Im weiteren Verlauf des Gespräches geht es darum, herauszufinden, ob es in der Erinnerung markante, negative Bilder gibt, die im Zusammenhang mit Essen stehen. Ebenso muss die Situation am Arbeitsplatz genauer ausgeleuchtet werden.
Es stellt sich heraus, dass Kevin vor einem Jahr bei einem gemeinsamen Essen mit der Freundin in einem Restaurant eine Nahrungsmittelvergiftung erlitten hatte. Er musste sich noch im Restaurant heftig übergeben. Im Weiteren wird deutlich, dass bei seinem Arbeitgeber seit 1,5 Jahren ein ständiger Mitarbeiterwechsel herrscht. Die Leistungsvorgaben sind nicht zu schaffen. Ein wertschätzender Umgang mit den Mitarbeitern besteht nicht.
Verdachtsdiagnose: Somatoforme Störung, F 45.0
Therapieverlauf
Bei der ersten Sitzung verankere ich bei Kevin das Bild einer Ruhe- und Entspannungssituation, die von ihm selbst gewählt wurde. Das ist erforderlich, da die Therapie in einer leichten Trance erfolgt. In diesem Zustand ist es leicht, negative und belastende Bilder (und die damit verbundenen Gefühle) zu verändern. Es kann aber vorkommen, dass bei der Arbeit mit inneren Bildern der Klient aufgewühlt wird. Dann würde ich den gesetzten Ruheanker auslösen um den Klienten wieder in einen ausgeglichenen Zustand zu führen.

> _VERFÜGBARE DATEN_
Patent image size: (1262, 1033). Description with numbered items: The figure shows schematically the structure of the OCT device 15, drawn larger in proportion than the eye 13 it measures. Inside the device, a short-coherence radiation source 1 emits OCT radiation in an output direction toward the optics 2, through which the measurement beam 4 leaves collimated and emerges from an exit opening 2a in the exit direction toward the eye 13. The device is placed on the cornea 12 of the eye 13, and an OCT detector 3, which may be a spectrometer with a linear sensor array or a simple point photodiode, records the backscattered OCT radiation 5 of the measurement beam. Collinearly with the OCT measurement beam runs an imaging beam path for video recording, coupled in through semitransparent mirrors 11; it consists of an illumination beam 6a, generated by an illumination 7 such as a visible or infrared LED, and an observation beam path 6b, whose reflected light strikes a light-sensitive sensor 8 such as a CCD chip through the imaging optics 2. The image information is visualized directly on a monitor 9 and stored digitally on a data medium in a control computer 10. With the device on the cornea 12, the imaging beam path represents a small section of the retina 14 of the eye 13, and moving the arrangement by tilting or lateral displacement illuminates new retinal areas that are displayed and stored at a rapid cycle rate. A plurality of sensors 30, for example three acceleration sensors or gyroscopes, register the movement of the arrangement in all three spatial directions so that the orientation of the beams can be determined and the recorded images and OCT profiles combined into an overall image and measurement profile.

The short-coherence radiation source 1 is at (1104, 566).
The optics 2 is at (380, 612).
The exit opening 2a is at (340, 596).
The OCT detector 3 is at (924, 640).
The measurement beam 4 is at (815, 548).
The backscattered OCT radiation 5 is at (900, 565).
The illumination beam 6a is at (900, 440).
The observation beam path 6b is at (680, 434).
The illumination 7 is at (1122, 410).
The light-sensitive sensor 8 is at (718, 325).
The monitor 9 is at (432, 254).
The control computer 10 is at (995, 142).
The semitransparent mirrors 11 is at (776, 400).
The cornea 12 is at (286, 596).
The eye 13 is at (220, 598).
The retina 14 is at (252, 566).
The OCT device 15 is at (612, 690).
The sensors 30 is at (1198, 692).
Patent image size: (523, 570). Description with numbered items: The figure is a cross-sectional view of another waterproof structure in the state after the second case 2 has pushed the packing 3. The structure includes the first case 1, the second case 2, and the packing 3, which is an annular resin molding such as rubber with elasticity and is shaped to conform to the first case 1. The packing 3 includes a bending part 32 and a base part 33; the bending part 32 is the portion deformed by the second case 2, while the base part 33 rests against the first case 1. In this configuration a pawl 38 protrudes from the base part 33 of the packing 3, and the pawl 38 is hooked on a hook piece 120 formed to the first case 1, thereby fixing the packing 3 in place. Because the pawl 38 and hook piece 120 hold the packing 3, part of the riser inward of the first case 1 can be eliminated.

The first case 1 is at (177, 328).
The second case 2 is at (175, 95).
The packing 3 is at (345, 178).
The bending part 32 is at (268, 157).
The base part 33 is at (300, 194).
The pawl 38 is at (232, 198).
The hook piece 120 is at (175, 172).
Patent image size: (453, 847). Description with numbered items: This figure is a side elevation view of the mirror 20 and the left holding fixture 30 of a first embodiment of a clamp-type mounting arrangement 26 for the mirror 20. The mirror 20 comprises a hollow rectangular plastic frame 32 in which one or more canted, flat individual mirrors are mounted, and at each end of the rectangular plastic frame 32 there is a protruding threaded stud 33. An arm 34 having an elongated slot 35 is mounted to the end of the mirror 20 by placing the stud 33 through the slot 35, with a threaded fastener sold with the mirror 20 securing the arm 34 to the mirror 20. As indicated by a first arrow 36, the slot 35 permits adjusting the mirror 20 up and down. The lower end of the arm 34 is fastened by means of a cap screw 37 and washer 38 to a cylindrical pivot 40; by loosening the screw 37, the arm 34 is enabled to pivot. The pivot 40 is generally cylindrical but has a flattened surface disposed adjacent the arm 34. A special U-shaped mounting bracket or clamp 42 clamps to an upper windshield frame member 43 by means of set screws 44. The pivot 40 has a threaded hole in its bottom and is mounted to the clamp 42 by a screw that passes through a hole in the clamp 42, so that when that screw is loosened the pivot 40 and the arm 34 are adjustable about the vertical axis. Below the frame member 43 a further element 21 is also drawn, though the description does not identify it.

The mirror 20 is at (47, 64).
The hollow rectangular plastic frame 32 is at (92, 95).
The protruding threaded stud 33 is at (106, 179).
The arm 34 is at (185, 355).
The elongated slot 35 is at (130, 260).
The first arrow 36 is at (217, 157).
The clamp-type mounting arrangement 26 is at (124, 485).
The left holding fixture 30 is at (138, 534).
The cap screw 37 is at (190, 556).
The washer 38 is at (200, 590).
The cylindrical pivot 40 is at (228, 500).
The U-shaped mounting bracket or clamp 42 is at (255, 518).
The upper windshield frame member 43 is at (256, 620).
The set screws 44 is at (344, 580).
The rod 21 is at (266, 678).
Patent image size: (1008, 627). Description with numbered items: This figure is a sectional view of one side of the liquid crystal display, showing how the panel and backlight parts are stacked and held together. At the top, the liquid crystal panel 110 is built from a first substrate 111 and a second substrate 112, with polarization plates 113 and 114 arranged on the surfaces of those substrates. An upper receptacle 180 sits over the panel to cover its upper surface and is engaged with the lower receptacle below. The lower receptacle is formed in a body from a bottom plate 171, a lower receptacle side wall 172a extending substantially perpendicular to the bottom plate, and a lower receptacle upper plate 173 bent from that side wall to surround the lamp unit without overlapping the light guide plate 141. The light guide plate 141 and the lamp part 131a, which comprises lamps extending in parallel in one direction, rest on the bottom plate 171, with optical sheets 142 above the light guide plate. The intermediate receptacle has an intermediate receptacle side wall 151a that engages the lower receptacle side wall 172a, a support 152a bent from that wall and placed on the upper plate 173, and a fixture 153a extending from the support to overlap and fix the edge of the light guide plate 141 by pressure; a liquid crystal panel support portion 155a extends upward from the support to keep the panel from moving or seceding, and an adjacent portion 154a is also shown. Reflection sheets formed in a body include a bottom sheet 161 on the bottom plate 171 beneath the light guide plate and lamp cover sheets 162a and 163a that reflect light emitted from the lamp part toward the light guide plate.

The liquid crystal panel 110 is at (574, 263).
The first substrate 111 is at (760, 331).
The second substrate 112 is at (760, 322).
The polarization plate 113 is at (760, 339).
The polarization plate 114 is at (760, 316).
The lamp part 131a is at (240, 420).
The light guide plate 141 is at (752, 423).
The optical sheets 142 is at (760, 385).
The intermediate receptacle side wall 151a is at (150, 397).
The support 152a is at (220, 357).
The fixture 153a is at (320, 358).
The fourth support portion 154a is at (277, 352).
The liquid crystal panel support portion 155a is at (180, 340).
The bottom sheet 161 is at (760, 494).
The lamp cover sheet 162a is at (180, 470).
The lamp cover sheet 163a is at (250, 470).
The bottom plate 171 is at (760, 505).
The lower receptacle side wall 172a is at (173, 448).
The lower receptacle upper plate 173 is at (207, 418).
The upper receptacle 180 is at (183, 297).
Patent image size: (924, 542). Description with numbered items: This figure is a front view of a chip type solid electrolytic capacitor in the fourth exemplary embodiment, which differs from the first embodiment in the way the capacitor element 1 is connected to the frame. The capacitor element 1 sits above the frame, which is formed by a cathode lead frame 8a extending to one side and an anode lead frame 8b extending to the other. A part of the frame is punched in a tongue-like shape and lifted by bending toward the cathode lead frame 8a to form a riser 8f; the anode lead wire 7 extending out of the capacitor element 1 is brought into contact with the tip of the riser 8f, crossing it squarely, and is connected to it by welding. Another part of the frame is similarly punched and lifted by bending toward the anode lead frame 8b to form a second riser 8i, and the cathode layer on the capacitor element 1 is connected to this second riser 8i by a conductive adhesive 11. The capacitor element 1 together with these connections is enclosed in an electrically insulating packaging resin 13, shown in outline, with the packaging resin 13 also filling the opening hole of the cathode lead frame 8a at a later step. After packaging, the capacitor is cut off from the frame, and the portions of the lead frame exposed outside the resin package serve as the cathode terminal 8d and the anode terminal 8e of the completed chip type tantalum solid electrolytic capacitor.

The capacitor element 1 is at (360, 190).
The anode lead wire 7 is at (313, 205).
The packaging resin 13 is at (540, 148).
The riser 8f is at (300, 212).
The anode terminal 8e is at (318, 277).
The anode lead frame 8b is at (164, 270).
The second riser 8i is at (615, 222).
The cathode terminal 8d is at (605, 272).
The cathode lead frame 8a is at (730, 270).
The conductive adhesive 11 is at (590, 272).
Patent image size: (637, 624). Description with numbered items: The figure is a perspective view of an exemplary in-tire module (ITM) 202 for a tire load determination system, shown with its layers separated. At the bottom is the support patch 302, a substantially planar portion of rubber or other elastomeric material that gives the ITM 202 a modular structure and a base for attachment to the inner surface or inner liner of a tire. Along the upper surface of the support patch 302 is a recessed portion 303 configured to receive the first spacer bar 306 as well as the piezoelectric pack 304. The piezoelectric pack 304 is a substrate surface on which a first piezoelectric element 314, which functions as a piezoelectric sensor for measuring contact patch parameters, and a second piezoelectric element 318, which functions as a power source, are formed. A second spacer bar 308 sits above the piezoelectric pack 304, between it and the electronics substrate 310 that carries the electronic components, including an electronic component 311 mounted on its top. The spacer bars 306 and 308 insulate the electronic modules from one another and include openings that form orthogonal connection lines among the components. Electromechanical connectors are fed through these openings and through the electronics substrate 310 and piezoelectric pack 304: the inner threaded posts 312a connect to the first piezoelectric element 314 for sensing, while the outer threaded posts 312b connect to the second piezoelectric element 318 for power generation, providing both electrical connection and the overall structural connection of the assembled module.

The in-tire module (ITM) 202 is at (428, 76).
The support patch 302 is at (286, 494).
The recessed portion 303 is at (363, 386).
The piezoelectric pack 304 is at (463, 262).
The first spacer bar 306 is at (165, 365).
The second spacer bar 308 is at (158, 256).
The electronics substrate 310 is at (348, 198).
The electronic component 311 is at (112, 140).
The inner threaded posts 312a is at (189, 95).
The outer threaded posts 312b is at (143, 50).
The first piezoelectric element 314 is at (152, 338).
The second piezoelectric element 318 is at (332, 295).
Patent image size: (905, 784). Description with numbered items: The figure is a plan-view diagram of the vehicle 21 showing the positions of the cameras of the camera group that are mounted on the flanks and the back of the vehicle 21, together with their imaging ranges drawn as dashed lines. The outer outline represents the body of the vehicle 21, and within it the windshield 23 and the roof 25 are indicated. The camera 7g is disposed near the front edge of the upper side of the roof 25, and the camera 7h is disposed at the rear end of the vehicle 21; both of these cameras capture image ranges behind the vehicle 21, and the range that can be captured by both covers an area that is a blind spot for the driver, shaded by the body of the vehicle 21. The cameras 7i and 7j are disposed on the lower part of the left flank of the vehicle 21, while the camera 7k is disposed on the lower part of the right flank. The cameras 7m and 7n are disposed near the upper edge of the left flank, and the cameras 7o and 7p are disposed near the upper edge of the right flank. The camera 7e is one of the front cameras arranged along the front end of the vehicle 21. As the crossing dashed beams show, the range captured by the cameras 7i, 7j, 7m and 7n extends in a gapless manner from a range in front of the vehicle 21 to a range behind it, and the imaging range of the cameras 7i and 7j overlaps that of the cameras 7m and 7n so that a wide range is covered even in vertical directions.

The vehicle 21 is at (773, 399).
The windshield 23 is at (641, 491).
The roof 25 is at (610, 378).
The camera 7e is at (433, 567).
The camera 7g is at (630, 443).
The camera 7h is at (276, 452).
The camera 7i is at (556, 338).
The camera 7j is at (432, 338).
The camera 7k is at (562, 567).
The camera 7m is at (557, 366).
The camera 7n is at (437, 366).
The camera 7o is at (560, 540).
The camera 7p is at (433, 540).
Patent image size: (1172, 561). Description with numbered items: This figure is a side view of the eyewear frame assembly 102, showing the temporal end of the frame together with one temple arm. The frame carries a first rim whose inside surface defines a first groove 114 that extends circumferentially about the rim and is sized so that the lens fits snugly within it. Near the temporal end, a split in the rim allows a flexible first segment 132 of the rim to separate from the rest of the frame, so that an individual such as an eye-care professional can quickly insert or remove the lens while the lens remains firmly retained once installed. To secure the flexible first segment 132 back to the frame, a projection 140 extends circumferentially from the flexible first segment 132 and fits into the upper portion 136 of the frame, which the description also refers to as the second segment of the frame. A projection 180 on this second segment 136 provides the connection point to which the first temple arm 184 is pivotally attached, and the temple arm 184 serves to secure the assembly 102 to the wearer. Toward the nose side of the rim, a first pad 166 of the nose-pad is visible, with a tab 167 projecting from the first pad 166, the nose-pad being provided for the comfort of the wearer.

> _AUFGABE_
Kannst du den ausgewählten Auszug vollständig und wortgetreu wiedergeben? Die Zeilen sind hierfür ohne Belang.

> _AUSGABE_
Im weiteren Verlauf des Gespräches geht es darum, herauszufinden, ob es in der Erinnerung markante, negative Bilder gibt, die im Zusammenhang mit Essen stehen. Ebenso muss die Situation am Arbeitsplatz genauer ausgeleuchtet werden.
Es stellt sich heraus, dass Kevin vor einem Jahr bei einem gemeinsamen Essen mit der Freundin in einem Restaurant eine Nahrungsmittelvergiftung erlitten hatte. Er musste sich noch im Restaurant heftig übergeben. Im Weiteren wird deutlich, dass bei seinem Arbeitgeber seit 1,5 Jahren ein ständiger Mitarbeiterwechsel herrscht. Die Leistungsvorgaben sind nicht zu schaffen. Ein wertschätzender Umgang mit den Mitarbeitern besteht nicht.
Verdachtsdiagnose: Somatoforme Störung, F 45.0
Therapieverlauf
Bei der ersten Sitzung verankere ich bei Kevin das Bild einer Ruhe- und Entspannungssituation, die von ihm selbst gewählt wurde. Das ist erforderlich, da die Therapie in einer leichten Trance erfolgt. In diesem Zustand ist es leicht, negative und belastende Bilder (und die damit verbundenen Gefühle) zu verändern. Es kann aber vorkommen, dass bei der Arbeit mit inneren Bildern der Klient aufgewühlt wird. Dann würde ich den gesetzten Ruheanker auslösen um den Klienten wieder in einen ausgeglichenen Zustand zu führen.